Task brief –
List all lines of the data containing the word "What".

Raw records
--
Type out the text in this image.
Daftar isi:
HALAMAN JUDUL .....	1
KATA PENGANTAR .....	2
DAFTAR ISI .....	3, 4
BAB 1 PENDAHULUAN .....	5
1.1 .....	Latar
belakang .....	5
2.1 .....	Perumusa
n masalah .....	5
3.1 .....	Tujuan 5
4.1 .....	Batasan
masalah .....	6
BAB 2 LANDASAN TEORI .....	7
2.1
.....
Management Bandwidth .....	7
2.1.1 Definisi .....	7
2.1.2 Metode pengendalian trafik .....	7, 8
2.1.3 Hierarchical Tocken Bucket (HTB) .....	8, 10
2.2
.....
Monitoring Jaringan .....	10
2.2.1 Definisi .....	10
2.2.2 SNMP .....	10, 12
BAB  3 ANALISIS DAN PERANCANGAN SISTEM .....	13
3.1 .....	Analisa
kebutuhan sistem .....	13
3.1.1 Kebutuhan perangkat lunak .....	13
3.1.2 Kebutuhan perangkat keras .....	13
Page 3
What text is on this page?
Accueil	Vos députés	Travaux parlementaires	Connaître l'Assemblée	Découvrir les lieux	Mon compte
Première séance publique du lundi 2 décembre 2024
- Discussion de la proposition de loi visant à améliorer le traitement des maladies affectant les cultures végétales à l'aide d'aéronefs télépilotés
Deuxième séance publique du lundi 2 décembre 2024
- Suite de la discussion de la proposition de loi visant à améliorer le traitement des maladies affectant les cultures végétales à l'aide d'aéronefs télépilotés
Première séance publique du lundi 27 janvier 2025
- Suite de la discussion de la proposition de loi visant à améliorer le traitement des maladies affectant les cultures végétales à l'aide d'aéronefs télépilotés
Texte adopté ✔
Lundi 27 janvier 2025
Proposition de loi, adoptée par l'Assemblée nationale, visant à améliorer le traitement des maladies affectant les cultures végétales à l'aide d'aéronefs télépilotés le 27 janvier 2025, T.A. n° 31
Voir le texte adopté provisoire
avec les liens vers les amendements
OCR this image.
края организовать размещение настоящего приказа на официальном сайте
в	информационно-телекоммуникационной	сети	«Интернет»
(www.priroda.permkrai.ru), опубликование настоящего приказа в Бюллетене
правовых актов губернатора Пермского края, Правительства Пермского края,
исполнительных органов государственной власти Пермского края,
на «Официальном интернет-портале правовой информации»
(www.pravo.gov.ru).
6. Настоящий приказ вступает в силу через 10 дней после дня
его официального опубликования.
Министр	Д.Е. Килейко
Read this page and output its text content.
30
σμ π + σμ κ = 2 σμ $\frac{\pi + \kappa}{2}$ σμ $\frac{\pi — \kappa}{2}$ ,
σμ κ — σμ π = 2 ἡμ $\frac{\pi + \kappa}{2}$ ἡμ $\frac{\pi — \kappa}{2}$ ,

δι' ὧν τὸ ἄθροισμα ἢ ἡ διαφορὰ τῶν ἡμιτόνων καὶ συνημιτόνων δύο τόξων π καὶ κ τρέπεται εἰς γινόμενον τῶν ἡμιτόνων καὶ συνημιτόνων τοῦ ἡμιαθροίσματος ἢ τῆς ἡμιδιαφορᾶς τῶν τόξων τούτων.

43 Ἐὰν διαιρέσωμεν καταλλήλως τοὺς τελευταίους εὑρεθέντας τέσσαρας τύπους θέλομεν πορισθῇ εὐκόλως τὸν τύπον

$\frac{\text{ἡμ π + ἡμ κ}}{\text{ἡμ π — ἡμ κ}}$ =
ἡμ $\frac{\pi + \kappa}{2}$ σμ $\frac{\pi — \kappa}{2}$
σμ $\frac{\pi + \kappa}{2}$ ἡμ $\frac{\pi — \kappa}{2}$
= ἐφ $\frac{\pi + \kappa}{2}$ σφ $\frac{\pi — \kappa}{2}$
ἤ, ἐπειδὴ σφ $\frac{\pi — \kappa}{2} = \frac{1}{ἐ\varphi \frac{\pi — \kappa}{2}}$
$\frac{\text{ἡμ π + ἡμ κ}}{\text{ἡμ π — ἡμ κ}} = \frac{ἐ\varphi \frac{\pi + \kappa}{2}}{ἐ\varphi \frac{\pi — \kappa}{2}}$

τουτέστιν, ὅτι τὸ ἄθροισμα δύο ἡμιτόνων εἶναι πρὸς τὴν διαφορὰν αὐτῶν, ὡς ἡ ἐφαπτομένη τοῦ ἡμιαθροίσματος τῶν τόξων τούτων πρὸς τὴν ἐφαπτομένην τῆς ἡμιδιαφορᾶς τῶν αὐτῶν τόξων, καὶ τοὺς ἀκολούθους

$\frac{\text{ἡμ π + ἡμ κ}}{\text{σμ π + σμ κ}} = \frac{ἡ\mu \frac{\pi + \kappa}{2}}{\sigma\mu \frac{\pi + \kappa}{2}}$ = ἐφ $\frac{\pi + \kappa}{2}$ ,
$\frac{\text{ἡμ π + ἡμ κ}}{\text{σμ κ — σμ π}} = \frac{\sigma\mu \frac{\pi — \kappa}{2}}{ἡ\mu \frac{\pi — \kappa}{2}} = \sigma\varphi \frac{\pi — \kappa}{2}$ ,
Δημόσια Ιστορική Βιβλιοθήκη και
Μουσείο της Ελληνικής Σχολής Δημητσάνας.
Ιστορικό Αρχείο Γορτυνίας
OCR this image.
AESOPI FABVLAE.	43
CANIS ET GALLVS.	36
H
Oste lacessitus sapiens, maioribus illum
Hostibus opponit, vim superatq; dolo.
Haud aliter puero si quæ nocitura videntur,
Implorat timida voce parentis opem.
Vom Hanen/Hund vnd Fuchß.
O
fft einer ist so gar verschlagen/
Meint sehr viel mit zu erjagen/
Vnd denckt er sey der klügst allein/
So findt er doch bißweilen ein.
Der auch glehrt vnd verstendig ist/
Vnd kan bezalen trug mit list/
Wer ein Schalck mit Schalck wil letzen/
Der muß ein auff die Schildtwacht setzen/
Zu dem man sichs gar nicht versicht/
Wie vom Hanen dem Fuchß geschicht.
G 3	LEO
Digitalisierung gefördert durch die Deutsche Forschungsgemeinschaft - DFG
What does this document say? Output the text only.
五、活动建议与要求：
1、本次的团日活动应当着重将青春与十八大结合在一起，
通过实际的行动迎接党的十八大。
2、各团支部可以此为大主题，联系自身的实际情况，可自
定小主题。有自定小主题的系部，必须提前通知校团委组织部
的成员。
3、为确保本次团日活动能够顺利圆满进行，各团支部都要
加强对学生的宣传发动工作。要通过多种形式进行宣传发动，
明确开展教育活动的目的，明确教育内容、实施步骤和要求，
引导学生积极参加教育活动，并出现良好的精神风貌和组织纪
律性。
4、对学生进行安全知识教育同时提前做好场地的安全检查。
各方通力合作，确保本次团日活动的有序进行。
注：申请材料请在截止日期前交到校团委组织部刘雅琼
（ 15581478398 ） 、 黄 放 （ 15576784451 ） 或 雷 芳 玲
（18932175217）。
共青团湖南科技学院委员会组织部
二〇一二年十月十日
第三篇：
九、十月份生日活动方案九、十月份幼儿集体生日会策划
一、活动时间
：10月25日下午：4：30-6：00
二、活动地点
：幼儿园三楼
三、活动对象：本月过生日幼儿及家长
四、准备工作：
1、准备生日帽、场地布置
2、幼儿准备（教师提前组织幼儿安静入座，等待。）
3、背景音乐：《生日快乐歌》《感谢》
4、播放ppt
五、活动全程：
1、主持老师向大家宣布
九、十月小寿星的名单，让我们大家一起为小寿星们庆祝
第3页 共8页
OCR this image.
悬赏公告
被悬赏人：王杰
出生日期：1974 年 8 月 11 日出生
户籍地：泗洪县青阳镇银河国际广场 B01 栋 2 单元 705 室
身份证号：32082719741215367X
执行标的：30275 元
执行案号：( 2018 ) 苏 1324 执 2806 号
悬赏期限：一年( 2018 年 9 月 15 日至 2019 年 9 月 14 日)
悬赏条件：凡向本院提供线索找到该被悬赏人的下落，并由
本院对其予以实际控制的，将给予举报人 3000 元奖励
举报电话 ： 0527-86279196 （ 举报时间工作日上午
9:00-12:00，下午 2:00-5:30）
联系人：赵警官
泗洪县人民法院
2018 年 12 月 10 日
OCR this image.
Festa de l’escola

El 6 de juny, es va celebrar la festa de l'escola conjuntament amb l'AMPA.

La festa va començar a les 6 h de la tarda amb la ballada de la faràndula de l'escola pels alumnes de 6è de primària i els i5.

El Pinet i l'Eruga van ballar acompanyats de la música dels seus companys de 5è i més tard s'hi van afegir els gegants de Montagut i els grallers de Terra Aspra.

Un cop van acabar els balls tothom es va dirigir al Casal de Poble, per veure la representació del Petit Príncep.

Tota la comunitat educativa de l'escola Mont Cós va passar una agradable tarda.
--
Answer to this task –
What text is on this page?
What does this document say? Output the text only.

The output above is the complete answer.